*What to work on*:
In the data below, find every line with the string "kind" and pull it out.

*Data items*:
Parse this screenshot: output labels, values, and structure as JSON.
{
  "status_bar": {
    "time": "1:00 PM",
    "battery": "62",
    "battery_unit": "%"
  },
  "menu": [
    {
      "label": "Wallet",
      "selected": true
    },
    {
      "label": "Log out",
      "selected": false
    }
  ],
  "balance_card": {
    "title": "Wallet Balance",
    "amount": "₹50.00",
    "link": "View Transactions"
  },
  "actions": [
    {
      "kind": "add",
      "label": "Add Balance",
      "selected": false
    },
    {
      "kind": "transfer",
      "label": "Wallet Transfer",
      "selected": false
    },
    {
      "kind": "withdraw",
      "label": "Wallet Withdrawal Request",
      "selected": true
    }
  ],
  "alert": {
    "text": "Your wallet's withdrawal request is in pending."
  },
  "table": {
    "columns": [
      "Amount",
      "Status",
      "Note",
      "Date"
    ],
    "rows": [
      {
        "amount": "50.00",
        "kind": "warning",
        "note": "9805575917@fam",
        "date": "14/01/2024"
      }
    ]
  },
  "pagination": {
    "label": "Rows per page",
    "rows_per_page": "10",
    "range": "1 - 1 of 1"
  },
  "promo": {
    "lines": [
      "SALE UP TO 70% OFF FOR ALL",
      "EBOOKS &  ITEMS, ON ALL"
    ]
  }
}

*Worked solution*:
      "kind": "add",
      "kind": "transfer",
      "kind": "withdraw",
        "kind": "warning",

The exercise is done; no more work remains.